THE INPUT
####################

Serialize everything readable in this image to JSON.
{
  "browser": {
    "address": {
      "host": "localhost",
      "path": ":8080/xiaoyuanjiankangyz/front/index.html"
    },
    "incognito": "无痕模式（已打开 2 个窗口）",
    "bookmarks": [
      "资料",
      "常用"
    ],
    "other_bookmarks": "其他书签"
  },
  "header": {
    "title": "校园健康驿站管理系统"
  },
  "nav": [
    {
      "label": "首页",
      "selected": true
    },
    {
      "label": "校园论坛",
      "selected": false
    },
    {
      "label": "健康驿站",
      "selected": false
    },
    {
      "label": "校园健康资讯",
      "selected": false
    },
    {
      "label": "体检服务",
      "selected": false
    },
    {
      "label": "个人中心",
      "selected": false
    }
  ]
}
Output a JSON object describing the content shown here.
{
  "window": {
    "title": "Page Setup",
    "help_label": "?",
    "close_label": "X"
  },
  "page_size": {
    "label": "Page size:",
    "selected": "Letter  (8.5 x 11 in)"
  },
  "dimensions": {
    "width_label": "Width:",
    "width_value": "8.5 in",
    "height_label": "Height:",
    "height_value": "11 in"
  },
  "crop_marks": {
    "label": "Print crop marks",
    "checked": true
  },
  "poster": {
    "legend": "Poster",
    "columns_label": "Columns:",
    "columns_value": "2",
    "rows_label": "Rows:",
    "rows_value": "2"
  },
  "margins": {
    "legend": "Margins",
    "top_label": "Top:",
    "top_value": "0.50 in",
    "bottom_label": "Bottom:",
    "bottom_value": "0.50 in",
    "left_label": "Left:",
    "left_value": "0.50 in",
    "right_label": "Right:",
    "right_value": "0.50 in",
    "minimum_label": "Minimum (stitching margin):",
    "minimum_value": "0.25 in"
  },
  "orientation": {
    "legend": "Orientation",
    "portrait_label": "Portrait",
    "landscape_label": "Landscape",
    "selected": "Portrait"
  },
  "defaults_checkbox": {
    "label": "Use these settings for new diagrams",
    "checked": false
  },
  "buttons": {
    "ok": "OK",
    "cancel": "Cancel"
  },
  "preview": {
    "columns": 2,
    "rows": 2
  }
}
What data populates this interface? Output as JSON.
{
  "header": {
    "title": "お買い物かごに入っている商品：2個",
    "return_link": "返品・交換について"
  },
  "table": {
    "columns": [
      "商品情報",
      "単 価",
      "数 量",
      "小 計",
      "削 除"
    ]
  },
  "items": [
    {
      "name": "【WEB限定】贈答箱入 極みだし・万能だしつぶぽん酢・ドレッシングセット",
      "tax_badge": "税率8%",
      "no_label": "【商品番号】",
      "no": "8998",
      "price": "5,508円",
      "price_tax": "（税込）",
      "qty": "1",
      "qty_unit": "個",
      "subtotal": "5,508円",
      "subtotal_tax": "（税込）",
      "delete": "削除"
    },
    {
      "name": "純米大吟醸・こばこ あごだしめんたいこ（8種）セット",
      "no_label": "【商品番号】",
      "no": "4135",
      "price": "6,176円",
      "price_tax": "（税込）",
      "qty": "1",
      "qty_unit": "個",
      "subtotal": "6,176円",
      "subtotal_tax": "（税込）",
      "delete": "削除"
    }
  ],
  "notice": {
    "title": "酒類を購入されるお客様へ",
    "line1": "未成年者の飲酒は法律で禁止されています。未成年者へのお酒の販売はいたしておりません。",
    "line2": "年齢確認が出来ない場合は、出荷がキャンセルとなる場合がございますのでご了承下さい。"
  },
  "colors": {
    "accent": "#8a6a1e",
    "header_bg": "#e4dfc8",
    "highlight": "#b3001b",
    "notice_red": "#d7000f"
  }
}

####################

DESCRIPTION OF THE TASK
Your task is to write out the lines from the one with "What data populates" through the end of the records, exactly and with nothing added.

EXPECTED ANSWER
What data populates this interface? Output as JSON.
{
  "header": {
    "title": "お買い物かごに入っている商品：2個",
    "return_link": "返品・交換について"
  },
  "table": {
    "columns": [
      "商品情報",
      "単 価",
      "数 量",
      "小 計",
      "削 除"
    ]
  },
  "items": [
    {
      "name": "【WEB限定】贈答箱入 極みだし・万能だしつぶぽん酢・ドレッシングセット",
      "tax_badge": "税率8%",
      "no_label": "【商品番号】",
      "no": "8998",
      "price": "5,508円",
      "price_tax": "（税込）",
      "qty": "1",
      "qty_unit": "個",
      "subtotal": "5,508円",
      "subtotal_tax": "（税込）",
      "delete": "削除"
    },
    {
      "name": "純米大吟醸・こばこ あごだしめんたいこ（8種）セット",
      "no_label": "【商品番号】",
      "no": "4135",
      "price": "6,176円",
      "price_tax": "（税込）",
      "qty": "1",
      "qty_unit": "個",
      "subtotal": "6,176円",
      "subtotal_tax": "（税込）",
      "delete": "削除"
    }
  ],
  "notice": {
    "title": "酒類を購入されるお客様へ",
    "line1": "未成年者の飲酒は法律で禁止されています。未成年者へのお酒の販売はいたしておりません。",
    "line2": "年齢確認が出来ない場合は、出荷がキャンセルとなる場合がございますのでご了承下さい。"
  },
  "colors": {
    "accent": "#8a6a1e",
    "header_bg": "#e4dfc8",
    "highlight": "#b3001b",
    "notice_red": "#d7000f"
  }
}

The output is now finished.